The input:
┌────────

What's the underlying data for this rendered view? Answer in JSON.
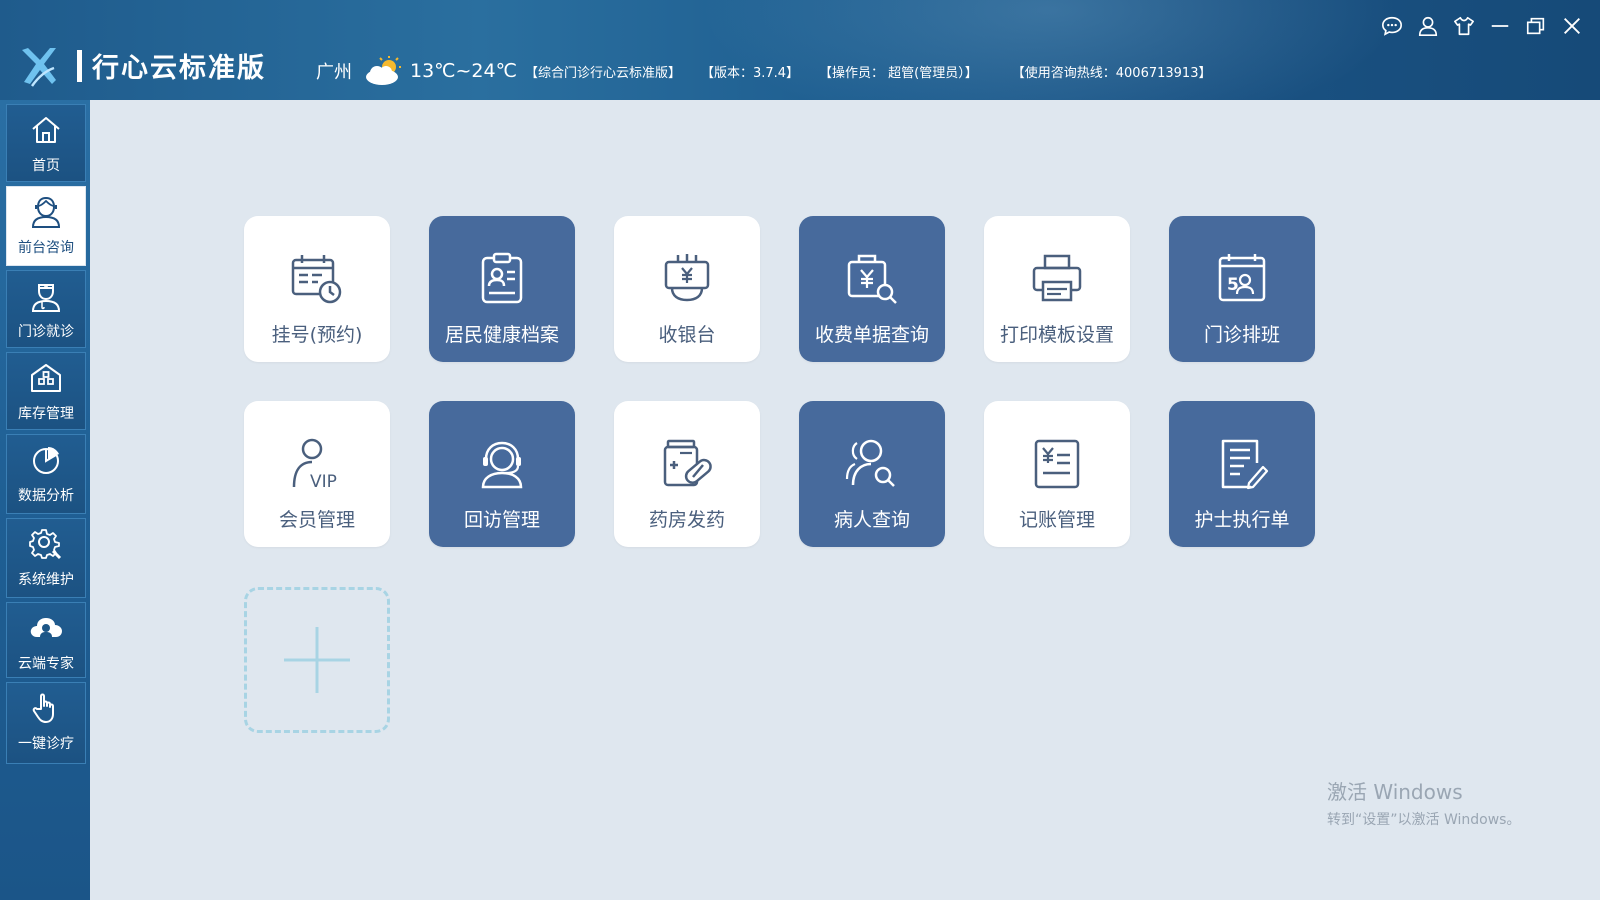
{
  "header": {
    "app_title": "行心云标准版",
    "city": "广州",
    "temperature": "13℃~24℃",
    "edition": "【综合门诊行心云标准版】",
    "version": "【版本：3.7.4】",
    "operator": "【操作员：  超管(管理员）】",
    "hotline": "【使用咨询热线：4006713913】"
  },
  "window_controls": [
    "chat-icon",
    "user-icon",
    "skin-icon",
    "minimize-icon",
    "restore-icon",
    "close-icon"
  ],
  "sidebar": {
    "items": [
      {
        "label": "首页",
        "icon": "home-icon",
        "active": false
      },
      {
        "label": "前台咨询",
        "icon": "receptionist-icon",
        "active": true
      },
      {
        "label": "门诊就诊",
        "icon": "doctor-icon",
        "active": false
      },
      {
        "label": "库存管理",
        "icon": "warehouse-icon",
        "active": false
      },
      {
        "label": "数据分析",
        "icon": "pie-chart-icon",
        "active": false
      },
      {
        "label": "系统维护",
        "icon": "gear-icon",
        "active": false
      },
      {
        "label": "云端专家",
        "icon": "cloud-expert-icon",
        "active": false
      },
      {
        "label": "一键诊疗",
        "icon": "hand-pointer-icon",
        "active": false
      }
    ]
  },
  "tiles": [
    {
      "label": "挂号(预约)",
      "icon": "calendar-clock-icon",
      "style": "light"
    },
    {
      "label": "居民健康档案",
      "icon": "health-record-icon",
      "style": "dark"
    },
    {
      "label": "收银台",
      "icon": "cashier-icon",
      "style": "light"
    },
    {
      "label": "收费单据查询",
      "icon": "bill-search-icon",
      "style": "dark"
    },
    {
      "label": "打印模板设置",
      "icon": "printer-icon",
      "style": "light"
    },
    {
      "label": "门诊排班",
      "icon": "schedule-icon",
      "style": "dark"
    },
    {
      "label": "会员管理",
      "icon": "vip-member-icon",
      "style": "light"
    },
    {
      "label": "回访管理",
      "icon": "headset-icon",
      "style": "dark"
    },
    {
      "label": "药房发药",
      "icon": "pharmacy-icon",
      "style": "light"
    },
    {
      "label": "病人查询",
      "icon": "patient-search-icon",
      "style": "dark"
    },
    {
      "label": "记账管理",
      "icon": "ledger-icon",
      "style": "light"
    },
    {
      "label": "护士执行单",
      "icon": "nurse-order-icon",
      "style": "dark"
    }
  ],
  "colors": {
    "header_bg": "#1e5d8f",
    "sidebar_bg": "#1f5f94",
    "main_bg": "#dfe7ef",
    "tile_dark": "#476a9c",
    "tile_light": "#ffffff",
    "add_tile_border": "#a8d4e4"
  },
  "watermark": {
    "line1": "激活 Windows",
    "line2": "转到“设置”以激活 Windows。"
  }
}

└────────

Aim:
Set the pictures aside and transcribe the data above exactly.

Completed exercise:
What's the underlying data for this rendered view? Answer in JSON.
{
  "header": {
    "app_title": "行心云标准版",
    "city": "广州",
    "temperature": "13℃~24℃",
    "edition": "【综合门诊行心云标准版】",
    "version": "【版本：3.7.4】",
    "operator": "【操作员：  超管(管理员）】",
    "hotline": "【使用咨询热线：4006713913】"
  },
  "window_controls": [
    "chat-icon",
    "user-icon",
    "skin-icon",
    "minimize-icon",
    "restore-icon",
    "close-icon"
  ],
  "sidebar": {
    "items": [
      {
        "label": "首页",
        "icon": "home-icon",
        "active": false
      },
      {
        "label": "前台咨询",
        "icon": "receptionist-icon",
        "active": true
      },
      {
        "label": "门诊就诊",
        "icon": "doctor-icon",
        "active": false
      },
      {
        "label": "库存管理",
        "icon": "warehouse-icon",
        "active": false
      },
      {
        "label": "数据分析",
        "icon": "pie-chart-icon",
        "active": false
      },
      {
        "label": "系统维护",
        "icon": "gear-icon",
        "active": false
      },
      {
        "label": "云端专家",
        "icon": "cloud-expert-icon",
        "active": false
      },
      {
        "label": "一键诊疗",
        "icon": "hand-pointer-icon",
        "active": false
      }
    ]
  },
  "tiles": [
    {
      "label": "挂号(预约)",
      "icon": "calendar-clock-icon",
      "style": "light"
    },
    {
      "label": "居民健康档案",
      "icon": "health-record-icon",
      "style": "dark"
    },
    {
      "label": "收银台",
      "icon": "cashier-icon",
      "style": "light"
    },
    {
      "label": "收费单据查询",
      "icon": "bill-search-icon",
      "style": "dark"
    },
    {
      "label": "打印模板设置",
      "icon": "printer-icon",
      "style": "light"
    },
    {
      "label": "门诊排班",
      "icon": "schedule-icon",
      "style": "dark"
    },
    {
      "label": "会员管理",
      "icon": "vip-member-icon",
      "style": "light"
    },
    {
      "label": "回访管理",
      "icon": "headset-icon",
      "style": "dark"
    },
    {
      "label": "药房发药",
      "icon": "pharmacy-icon",
      "style": "light"
    },
    {
      "label": "病人查询",
      "icon": "patient-search-icon",
      "style": "dark"
    },
    {
      "label": "记账管理",
      "icon": "ledger-icon",
      "style": "light"
    },
    {
      "label": "护士执行单",
      "icon": "nurse-order-icon",
      "style": "dark"
    }
  ],
  "colors": {
    "header_bg": "#1e5d8f",
    "sidebar_bg": "#1f5f94",
    "main_bg": "#dfe7ef",
    "tile_dark": "#476a9c",
    "tile_light": "#ffffff",
    "add_tile_border": "#a8d4e4"
  },
  "watermark": {
    "line1": "激活 Windows",
    "line2": "转到“设置”以激活 Windows。"
  }
}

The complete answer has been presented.